| Required work |
Set down the records once more, please, exactly and with the pictures left out.

| Records to process |
— start —
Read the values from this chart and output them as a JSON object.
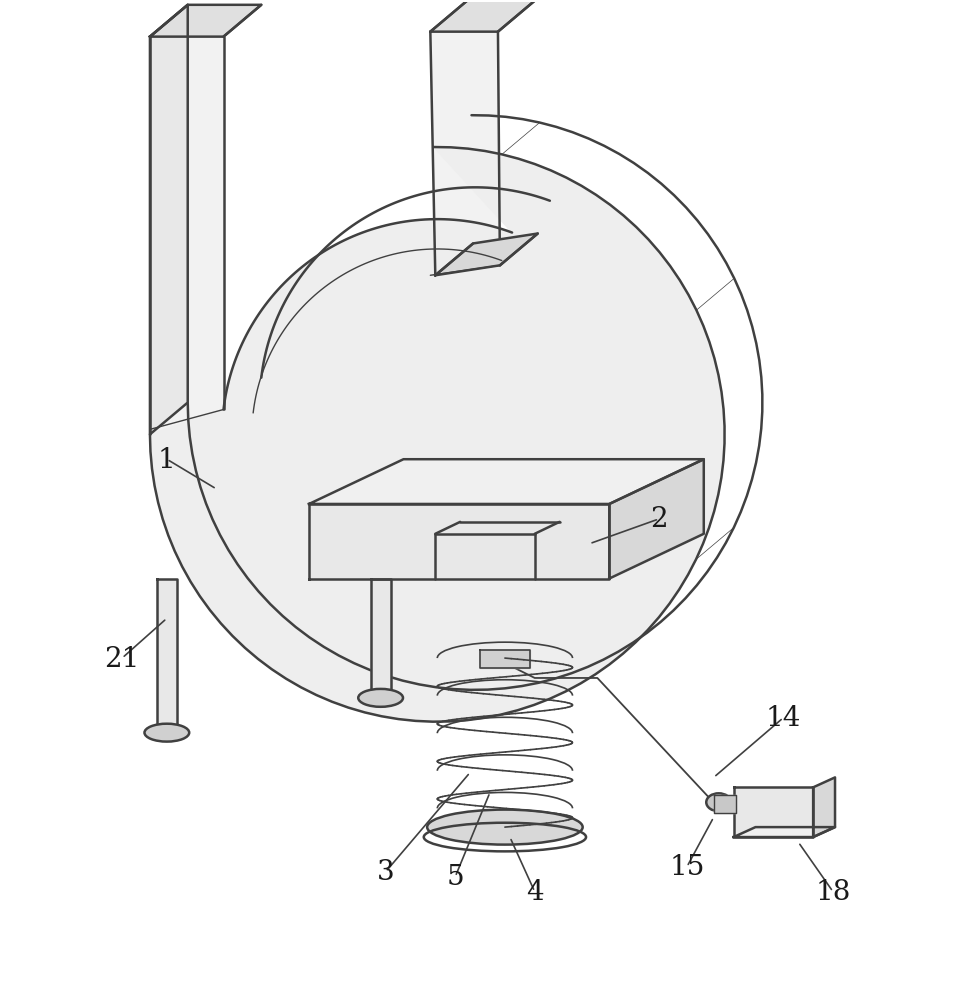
{
  "bg_color": "#ffffff",
  "line_color": "#404040",
  "line_width": 1.8,
  "fig_width": 9.78,
  "fig_height": 9.95
}
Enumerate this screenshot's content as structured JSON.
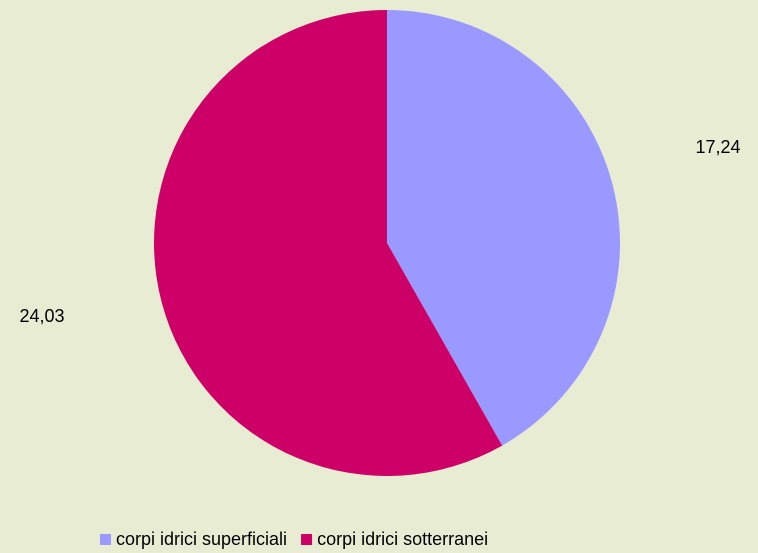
{
  "chart_data": {
    "type": "pie",
    "categories": [
      "corpi idrici superficiali",
      "corpi idrici sotterranei"
    ],
    "values": [
      17.24,
      24.03
    ],
    "value_labels": [
      "17,24",
      "24,03"
    ],
    "colors": [
      "#9999ff",
      "#cc0066"
    ]
  }
}
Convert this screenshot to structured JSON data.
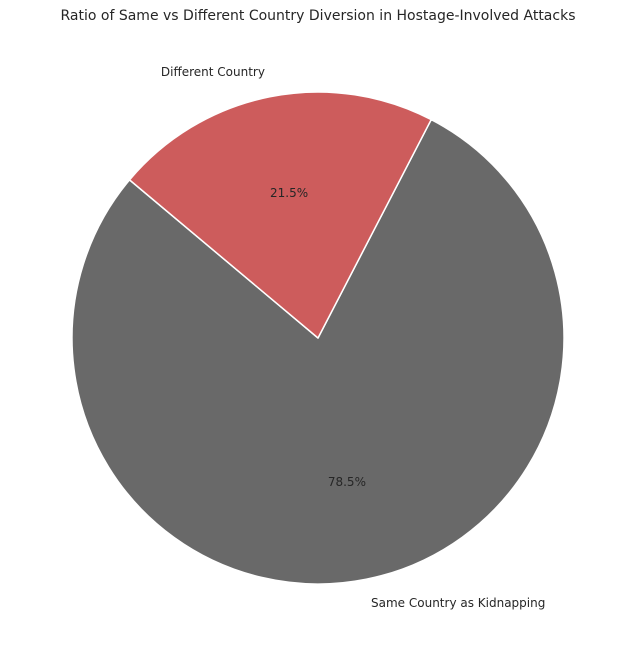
{
  "chart_data": {
    "type": "pie",
    "title": "Ratio of Same vs Different Country Diversion in Hostage-Involved Attacks",
    "slices": [
      {
        "label": "Same Country as Kidnapping",
        "value": 78.5,
        "pct_label": "78.5%",
        "color": "#696969"
      },
      {
        "label": "Different Country",
        "value": 21.5,
        "pct_label": "21.5%",
        "color": "#cd5c5c"
      }
    ],
    "start_angle_deg": 140,
    "counterclockwise": true,
    "edge_color": "#ffffff"
  }
}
— end —
| Exercise solution |
Read the values from this chart and output them as a JSON object.
{
  "bg_color": "#ffffff",
  "line_color": "#404040",
  "line_width": 1.8,
  "fig_width": 9.78,
  "fig_height": 9.95
}
Enumerate this screenshot's content as structured JSON.
{
  "chart_data": {
    "type": "pie",
    "categories": [
      "corpi idrici superficiali",
      "corpi idrici sotterranei"
    ],
    "values": [
      17.24,
      24.03
    ],
    "value_labels": [
      "17,24",
      "24,03"
    ],
    "colors": [
      "#9999ff",
      "#cc0066"
    ]
  }
}
Convert this screenshot to structured JSON data.
{
  "chart_data": {
    "type": "pie",
    "title": "Ratio of Same vs Different Country Diversion in Hostage-Involved Attacks",
    "slices": [
      {
        "label": "Same Country as Kidnapping",
        "value": 78.5,
        "pct_label": "78.5%",
        "color": "#696969"
      },
      {
        "label": "Different Country",
        "value": 21.5,
        "pct_label": "21.5%",
        "color": "#cd5c5c"
      }
    ],
    "start_angle_deg": 140,
    "counterclockwise": true,
    "edge_color": "#ffffff"
  }
}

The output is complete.